What the exercise asks: Copy each line exactly. Leave nothing out.

═══ Material for the task ═══

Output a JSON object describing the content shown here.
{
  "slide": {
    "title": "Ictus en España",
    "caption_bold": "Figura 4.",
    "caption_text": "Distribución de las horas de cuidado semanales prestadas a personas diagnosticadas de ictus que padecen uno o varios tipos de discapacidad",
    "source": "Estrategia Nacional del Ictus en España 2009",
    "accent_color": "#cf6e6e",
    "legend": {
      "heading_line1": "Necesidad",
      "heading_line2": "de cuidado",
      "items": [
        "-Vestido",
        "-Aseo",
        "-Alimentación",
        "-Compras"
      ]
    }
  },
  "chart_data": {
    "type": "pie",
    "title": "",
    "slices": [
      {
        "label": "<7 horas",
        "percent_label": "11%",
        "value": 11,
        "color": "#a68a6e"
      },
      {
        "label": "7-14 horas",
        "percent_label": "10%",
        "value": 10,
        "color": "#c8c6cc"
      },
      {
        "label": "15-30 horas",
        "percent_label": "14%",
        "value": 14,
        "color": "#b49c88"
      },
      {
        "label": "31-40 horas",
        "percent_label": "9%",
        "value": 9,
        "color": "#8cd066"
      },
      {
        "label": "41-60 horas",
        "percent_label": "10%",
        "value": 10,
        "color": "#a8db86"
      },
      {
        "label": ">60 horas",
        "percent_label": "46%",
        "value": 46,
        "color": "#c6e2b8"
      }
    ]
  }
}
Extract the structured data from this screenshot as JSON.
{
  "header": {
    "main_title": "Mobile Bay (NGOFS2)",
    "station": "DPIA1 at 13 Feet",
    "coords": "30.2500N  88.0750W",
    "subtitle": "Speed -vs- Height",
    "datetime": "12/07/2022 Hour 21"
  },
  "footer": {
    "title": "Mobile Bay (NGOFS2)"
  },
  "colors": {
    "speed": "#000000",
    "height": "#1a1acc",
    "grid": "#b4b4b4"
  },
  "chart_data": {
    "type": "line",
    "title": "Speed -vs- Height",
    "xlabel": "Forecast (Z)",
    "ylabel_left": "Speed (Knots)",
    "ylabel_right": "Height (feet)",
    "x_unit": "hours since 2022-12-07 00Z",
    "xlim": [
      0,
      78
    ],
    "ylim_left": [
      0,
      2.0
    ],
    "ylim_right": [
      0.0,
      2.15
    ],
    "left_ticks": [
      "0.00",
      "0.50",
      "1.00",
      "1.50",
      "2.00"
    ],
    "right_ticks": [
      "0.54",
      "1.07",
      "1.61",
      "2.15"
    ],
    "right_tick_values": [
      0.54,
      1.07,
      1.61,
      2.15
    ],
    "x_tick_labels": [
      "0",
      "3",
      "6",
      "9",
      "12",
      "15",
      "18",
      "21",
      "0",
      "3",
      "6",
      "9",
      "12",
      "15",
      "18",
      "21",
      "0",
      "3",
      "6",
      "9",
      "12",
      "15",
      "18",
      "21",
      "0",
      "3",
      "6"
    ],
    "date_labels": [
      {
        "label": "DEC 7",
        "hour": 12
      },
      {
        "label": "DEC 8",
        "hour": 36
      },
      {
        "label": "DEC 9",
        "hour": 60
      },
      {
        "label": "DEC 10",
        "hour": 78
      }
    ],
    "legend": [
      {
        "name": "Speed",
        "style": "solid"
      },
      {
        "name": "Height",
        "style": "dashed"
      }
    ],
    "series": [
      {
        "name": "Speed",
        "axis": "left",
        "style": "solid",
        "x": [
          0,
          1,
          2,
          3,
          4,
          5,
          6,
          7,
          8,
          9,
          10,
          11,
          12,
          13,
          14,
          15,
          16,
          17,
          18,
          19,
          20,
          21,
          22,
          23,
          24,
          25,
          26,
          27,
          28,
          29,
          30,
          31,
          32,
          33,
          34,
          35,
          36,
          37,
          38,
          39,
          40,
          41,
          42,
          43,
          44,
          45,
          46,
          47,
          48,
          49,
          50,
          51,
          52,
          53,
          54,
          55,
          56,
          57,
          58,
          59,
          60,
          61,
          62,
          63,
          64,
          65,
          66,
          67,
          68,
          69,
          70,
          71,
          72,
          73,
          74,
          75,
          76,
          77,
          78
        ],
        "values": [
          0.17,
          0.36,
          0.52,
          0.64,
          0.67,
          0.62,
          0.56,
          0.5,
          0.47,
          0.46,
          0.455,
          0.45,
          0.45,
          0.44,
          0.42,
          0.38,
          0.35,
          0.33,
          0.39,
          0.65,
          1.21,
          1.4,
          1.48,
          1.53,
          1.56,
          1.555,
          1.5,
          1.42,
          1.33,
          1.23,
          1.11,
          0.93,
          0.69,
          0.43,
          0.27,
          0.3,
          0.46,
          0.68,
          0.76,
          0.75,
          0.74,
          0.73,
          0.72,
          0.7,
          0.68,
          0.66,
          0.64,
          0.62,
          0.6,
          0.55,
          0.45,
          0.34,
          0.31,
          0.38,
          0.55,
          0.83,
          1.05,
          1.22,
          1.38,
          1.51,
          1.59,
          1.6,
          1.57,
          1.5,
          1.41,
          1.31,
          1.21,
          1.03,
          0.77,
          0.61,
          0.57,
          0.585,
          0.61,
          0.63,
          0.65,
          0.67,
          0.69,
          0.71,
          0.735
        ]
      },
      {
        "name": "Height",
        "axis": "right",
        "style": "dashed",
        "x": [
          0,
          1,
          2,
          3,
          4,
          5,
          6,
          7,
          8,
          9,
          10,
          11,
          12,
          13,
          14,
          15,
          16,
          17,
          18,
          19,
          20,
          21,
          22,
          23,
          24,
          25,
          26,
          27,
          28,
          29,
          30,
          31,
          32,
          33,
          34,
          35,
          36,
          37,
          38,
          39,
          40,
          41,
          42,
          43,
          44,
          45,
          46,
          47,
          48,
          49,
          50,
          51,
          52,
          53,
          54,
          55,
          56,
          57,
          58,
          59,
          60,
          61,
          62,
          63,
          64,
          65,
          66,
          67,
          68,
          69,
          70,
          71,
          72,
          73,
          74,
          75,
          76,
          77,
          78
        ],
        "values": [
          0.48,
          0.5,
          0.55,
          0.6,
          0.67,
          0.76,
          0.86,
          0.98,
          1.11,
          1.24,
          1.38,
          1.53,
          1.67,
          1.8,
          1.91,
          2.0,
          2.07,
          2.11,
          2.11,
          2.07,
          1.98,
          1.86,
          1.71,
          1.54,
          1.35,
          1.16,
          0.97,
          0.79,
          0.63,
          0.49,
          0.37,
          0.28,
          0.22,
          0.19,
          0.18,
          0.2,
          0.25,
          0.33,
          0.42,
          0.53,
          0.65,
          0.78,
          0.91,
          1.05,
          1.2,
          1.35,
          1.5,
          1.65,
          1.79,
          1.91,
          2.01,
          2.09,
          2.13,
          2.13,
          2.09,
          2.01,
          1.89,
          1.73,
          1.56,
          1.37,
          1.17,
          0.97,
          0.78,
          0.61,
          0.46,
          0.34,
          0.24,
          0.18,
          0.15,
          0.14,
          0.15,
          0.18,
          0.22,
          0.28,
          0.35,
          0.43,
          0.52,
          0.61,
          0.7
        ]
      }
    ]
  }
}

═══

Result of this task:
Output a JSON object describing the content shown here.
{
  "slide": {
    "title": "Ictus en España",
    "caption_bold": "Figura 4.",
    "caption_text": "Distribución de las horas de cuidado semanales prestadas a personas diagnosticadas de ictus que padecen uno o varios tipos de discapacidad",
    "source": "Estrategia Nacional del Ictus en España 2009",
    "accent_color": "#cf6e6e",
    "legend": {
      "heading_line1": "Necesidad",
      "heading_line2": "de cuidado",
      "items": [
        "-Vestido",
        "-Aseo",
        "-Alimentación",
        "-Compras"
      ]
    }
  },
  "chart_data": {
    "type": "pie",
    "title": "",
    "slices": [
      {
        "label": "<7 horas",
        "percent_label": "11%",
        "value": 11,
        "color": "#a68a6e"
      },
      {
        "label": "7-14 horas",
        "percent_label": "10%",
        "value": 10,
        "color": "#c8c6cc"
      },
      {
        "label": "15-30 horas",
        "percent_label": "14%",
        "value": 14,
        "color": "#b49c88"
      },
      {
        "label": "31-40 horas",
        "percent_label": "9%",
        "value": 9,
        "color": "#8cd066"
      },
      {
        "label": "41-60 horas",
        "percent_label": "10%",
        "value": 10,
        "color": "#a8db86"
      },
      {
        "label": ">60 horas",
        "percent_label": "46%",
        "value": 46,
        "color": "#c6e2b8"
      }
    ]
  }
}
Extract the structured data from this screenshot as JSON.
{
  "header": {
    "main_title": "Mobile Bay (NGOFS2)",
    "station": "DPIA1 at 13 Feet",
    "coords": "30.2500N  88.0750W",
    "subtitle": "Speed -vs- Height",
    "datetime": "12/07/2022 Hour 21"
  },
  "footer": {
    "title": "Mobile Bay (NGOFS2)"
  },
  "colors": {
    "speed": "#000000",
    "height": "#1a1acc",
    "grid": "#b4b4b4"
  },
  "chart_data": {
    "type": "line",
    "title": "Speed -vs- Height",
    "xlabel": "Forecast (Z)",
    "ylabel_left": "Speed (Knots)",
    "ylabel_right": "Height (feet)",
    "x_unit": "hours since 2022-12-07 00Z",
    "xlim": [
      0,
      78
    ],
    "ylim_left": [
      0,
      2.0
    ],
    "ylim_right": [
      0.0,
      2.15
    ],
    "left_ticks": [
      "0.00",
      "0.50",
      "1.00",
      "1.50",
      "2.00"
    ],
    "right_ticks": [
      "0.54",
      "1.07",
      "1.61",
      "2.15"
    ],
    "right_tick_values": [
      0.54,
      1.07,
      1.61,
      2.15
    ],
    "x_tick_labels": [
      "0",
      "3",
      "6",
      "9",
      "12",
      "15",
      "18",
      "21",
      "0",
      "3",
      "6",
      "9",
      "12",
      "15",
      "18",
      "21",
      "0",
      "3",
      "6",
      "9",
      "12",
      "15",
      "18",
      "21",
      "0",
      "3",
      "6"
    ],
    "date_labels": [
      {
        "label": "DEC 7",
        "hour": 12
      },
      {
        "label": "DEC 8",
        "hour": 36
      },
      {
        "label": "DEC 9",
        "hour": 60
      },
      {
        "label": "DEC 10",
        "hour": 78
      }
    ],
    "legend": [
      {
        "name": "Speed",
        "style": "solid"
      },
      {
        "name": "Height",
        "style": "dashed"
      }
    ],
    "series": [
      {
        "name": "Speed",
        "axis": "left",
        "style": "solid",
        "x": [
          0,
          1,
          2,
          3,
          4,
          5,
          6,
          7,
          8,
          9,
          10,
          11,
          12,
          13,
          14,
          15,
          16,
          17,
          18,
          19,
          20,
          21,
          22,
          23,
          24,
          25,
          26,
          27,
          28,
          29,
          30,
          31,
          32,
          33,
          34,
          35,
          36,
          37,
          38,
          39,
          40,
          41,
          42,
          43,
          44,
          45,
          46,
          47,
          48,
          49,
          50,
          51,
          52,
          53,
          54,
          55,
          56,
          57,
          58,
          59,
          60,
          61,
          62,
          63,
          64,
          65,
          66,
          67,
          68,
          69,
          70,
          71,
          72,
          73,
          74,
          75,
          76,
          77,
          78
        ],
        "values": [
          0.17,
          0.36,
          0.52,
          0.64,
          0.67,
          0.62,
          0.56,
          0.5,
          0.47,
          0.46,
          0.455,
          0.45,
          0.45,
          0.44,
          0.42,
          0.38,
          0.35,
          0.33,
          0.39,
          0.65,
          1.21,
          1.4,
          1.48,
          1.53,
          1.56,
          1.555,
          1.5,
          1.42,
          1.33,
          1.23,
          1.11,
          0.93,
          0.69,
          0.43,
          0.27,
          0.3,
          0.46,
          0.68,
          0.76,
          0.75,
          0.74,
          0.73,
          0.72,
          0.7,
          0.68,
          0.66,
          0.64,
          0.62,
          0.6,
          0.55,
          0.45,
          0.34,
          0.31,
          0.38,
          0.55,
          0.83,
          1.05,
          1.22,
          1.38,
          1.51,
          1.59,
          1.6,
          1.57,
          1.5,
          1.41,
          1.31,
          1.21,
          1.03,
          0.77,
          0.61,
          0.57,
          0.585,
          0.61,
          0.63,
          0.65,
          0.67,
          0.69,
          0.71,
          0.735
        ]
      },
      {
        "name": "Height",
        "axis": "right",
        "style": "dashed",
        "x": [
          0,
          1,
          2,
          3,
          4,
          5,
          6,
          7,
          8,
          9,
          10,
          11,
          12,
          13,
          14,
          15,
          16,
          17,
          18,
          19,
          20,
          21,
          22,
          23,
          24,
          25,
          26,
          27,
          28,
          29,
          30,
          31,
          32,
          33,
          34,
          35,
          36,
          37,
          38,
          39,
          40,
          41,
          42,
          43,
          44,
          45,
          46,
          47,
          48,
          49,
          50,
          51,
          52,
          53,
          54,
          55,
          56,
          57,
          58,
          59,
          60,
          61,
          62,
          63,
          64,
          65,
          66,
          67,
          68,
          69,
          70,
          71,
          72,
          73,
          74,
          75,
          76,
          77,
          78
        ],
        "values": [
          0.48,
          0.5,
          0.55,
          0.6,
          0.67,
          0.76,
          0.86,
          0.98,
          1.11,
          1.24,
          1.38,
          1.53,
          1.67,
          1.8,
          1.91,
          2.0,
          2.07,
          2.11,
          2.11,
          2.07,
          1.98,
          1.86,
          1.71,
          1.54,
          1.35,
          1.16,
          0.97,
          0.79,
          0.63,
          0.49,
          0.37,
          0.28,
          0.22,
          0.19,
          0.18,
          0.2,
          0.25,
          0.33,
          0.42,
          0.53,
          0.65,
          0.78,
          0.91,
          1.05,
          1.2,
          1.35,
          1.5,
          1.65,
          1.79,
          1.91,
          2.01,
          2.09,
          2.13,
          2.13,
          2.09,
          2.01,
          1.89,
          1.73,
          1.56,
          1.37,
          1.17,
          0.97,
          0.78,
          0.61,
          0.46,
          0.34,
          0.24,
          0.18,
          0.15,
          0.14,
          0.15,
          0.18,
          0.22,
          0.28,
          0.35,
          0.43,
          0.52,
          0.61,
          0.7
        ]
      }
    ]
  }
}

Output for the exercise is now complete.